## Begin
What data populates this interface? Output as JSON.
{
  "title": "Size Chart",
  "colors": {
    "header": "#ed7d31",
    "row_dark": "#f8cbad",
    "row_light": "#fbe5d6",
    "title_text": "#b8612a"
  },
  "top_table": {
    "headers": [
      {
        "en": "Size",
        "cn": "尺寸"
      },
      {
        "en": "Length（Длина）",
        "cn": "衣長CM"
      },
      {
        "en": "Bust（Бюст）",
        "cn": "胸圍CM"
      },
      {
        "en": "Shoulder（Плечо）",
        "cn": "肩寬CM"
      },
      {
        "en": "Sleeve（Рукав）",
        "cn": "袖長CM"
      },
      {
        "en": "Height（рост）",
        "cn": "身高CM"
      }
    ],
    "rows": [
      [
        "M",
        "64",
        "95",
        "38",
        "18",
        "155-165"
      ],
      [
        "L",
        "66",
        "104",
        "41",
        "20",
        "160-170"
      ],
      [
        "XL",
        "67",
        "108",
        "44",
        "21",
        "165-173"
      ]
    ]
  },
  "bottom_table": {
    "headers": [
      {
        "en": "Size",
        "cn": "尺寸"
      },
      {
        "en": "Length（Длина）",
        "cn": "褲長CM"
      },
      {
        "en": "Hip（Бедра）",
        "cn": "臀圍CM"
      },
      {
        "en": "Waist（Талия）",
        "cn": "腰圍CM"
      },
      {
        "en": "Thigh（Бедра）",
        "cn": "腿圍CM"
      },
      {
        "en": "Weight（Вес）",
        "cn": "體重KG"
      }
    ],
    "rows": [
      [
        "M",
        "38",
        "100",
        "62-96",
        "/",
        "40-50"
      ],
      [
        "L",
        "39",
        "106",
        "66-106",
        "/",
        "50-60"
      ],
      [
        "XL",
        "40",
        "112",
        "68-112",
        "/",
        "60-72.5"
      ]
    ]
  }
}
## End
**Your task**
Write out every entry word for word.

**Final answer**
What data populates this interface? Output as JSON.
{
  "title": "Size Chart",
  "colors": {
    "header": "#ed7d31",
    "row_dark": "#f8cbad",
    "row_light": "#fbe5d6",
    "title_text": "#b8612a"
  },
  "top_table": {
    "headers": [
      {
        "en": "Size",
        "cn": "尺寸"
      },
      {
        "en": "Length（Длина）",
        "cn": "衣長CM"
      },
      {
        "en": "Bust（Бюст）",
        "cn": "胸圍CM"
      },
      {
        "en": "Shoulder（Плечо）",
        "cn": "肩寬CM"
      },
      {
        "en": "Sleeve（Рукав）",
        "cn": "袖長CM"
      },
      {
        "en": "Height（рост）",
        "cn": "身高CM"
      }
    ],
    "rows": [
      [
        "M",
        "64",
        "95",
        "38",
        "18",
        "155-165"
      ],
      [
        "L",
        "66",
        "104",
        "41",
        "20",
        "160-170"
      ],
      [
        "XL",
        "67",
        "108",
        "44",
        "21",
        "165-173"
      ]
    ]
  },
  "bottom_table": {
    "headers": [
      {
        "en": "Size",
        "cn": "尺寸"
      },
      {
        "en": "Length（Длина）",
        "cn": "褲長CM"
      },
      {
        "en": "Hip（Бедра）",
        "cn": "臀圍CM"
      },
      {
        "en": "Waist（Талия）",
        "cn": "腰圍CM"
      },
      {
        "en": "Thigh（Бедра）",
        "cn": "腿圍CM"
      },
      {
        "en": "Weight（Вес）",
        "cn": "體重KG"
      }
    ],
    "rows": [
      [
        "M",
        "38",
        "100",
        "62-96",
        "/",
        "40-50"
      ],
      [
        "L",
        "39",
        "106",
        "66-106",
        "/",
        "50-60"
      ],
      [
        "XL",
        "40",
        "112",
        "68-112",
        "/",
        "60-72.5"
      ]
    ]
  }
}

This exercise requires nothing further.